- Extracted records
════════════════════
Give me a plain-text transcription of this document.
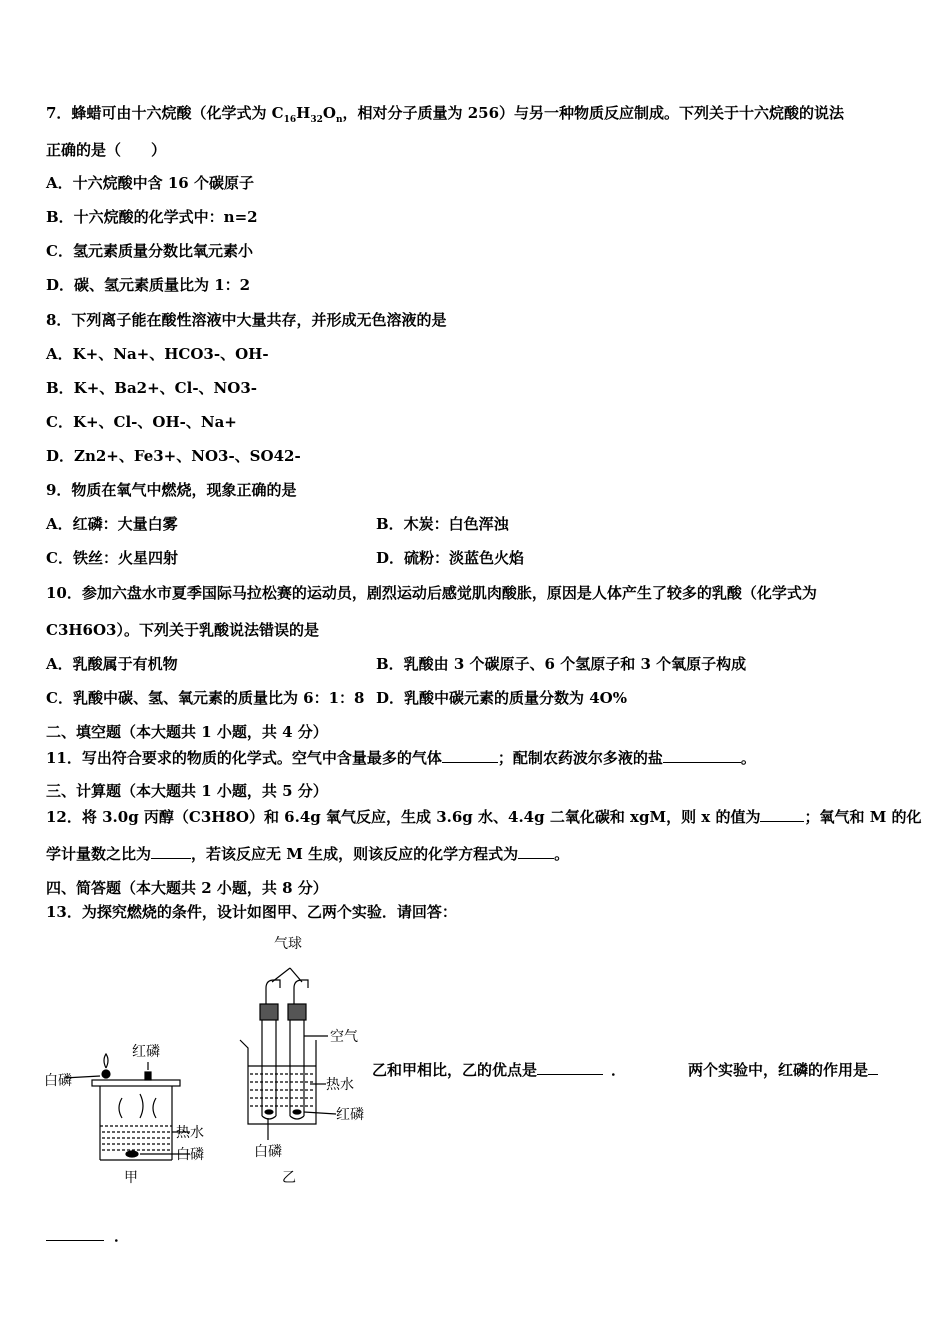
7．蜂蜡可由十六烷酸（化学式为 $C_{16}H_{32}O_n$，相对分子质量为 256）与另一种物质反应制成。下列关于十六烷酸的说法
正确的是（　　）
A．十六烷酸中含 16 个碳原子
B．十六烷酸的化学式中：n=2
C．氢元素质量分数比氧元素小
D．碳、氢元素质量比为 1：2
8．下列离子能在酸性溶液中大量共存，并形成无色溶液的是
A．K+、Na+、HCO3-、OH-
B．K+、Ba2+、Cl-、NO3-
C．K+、Cl-、OH-、Na+
D．Zn2+、Fe3+、NO3-、SO42-
9．物质在氧气中燃烧，现象正确的是
A．红磷：大量白雾	B．木炭：白色浑浊
C．铁丝：火星四射	D．硫粉：淡蓝色火焰
10．参加六盘水市夏季国际马拉松赛的运动员，剧烈运动后感觉肌肉酸胀，原因是人体产生了较多的乳酸（化学式为
C3H6O3）。下列关于乳酸说法错误的是
A．乳酸属于有机物	B．乳酸由 3 个碳原子、6 个氢原子和 3 个氧原子构成
C．乳酸中碳、氢、氧元素的质量比为 6：1：8 D．乳酸中碳元素的质量分数为 4O%
二、填空题（本大题共 1 小题，共 4 分）
11．写出符合要求的物质的化学式。空气中含量最多的气体	；配制农药波尔多液的盐	。
三、计算题（本大题共 1 小题，共 5 分）
12．将 3.0g 丙醇（C3H8O）和 6.4g 氧气反应，生成 3.6g 水、4.4g 二氧化碳和 xgM，则 x 的值为	；氧气和 M 的化
学计量数之比为	，若该反应无 M 生成，则该反应的化学方程式为 。
四、简答题（本大题共 2 小题，共 8 分）
13．为探究燃烧的条件，设计如图甲、乙两个实验．请回答：
红磷
白磷
热水
白磷
甲
气球
空气
热水
红磷
白磷
乙
乙和甲相比，乙的优点是	．	两个实验中，红磷的作用是
．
════════════════════
- SHORT PROBLEM
State how many lines in the records above contain the word "本大题共", giving only the number.

- WORKED SOLUTION
3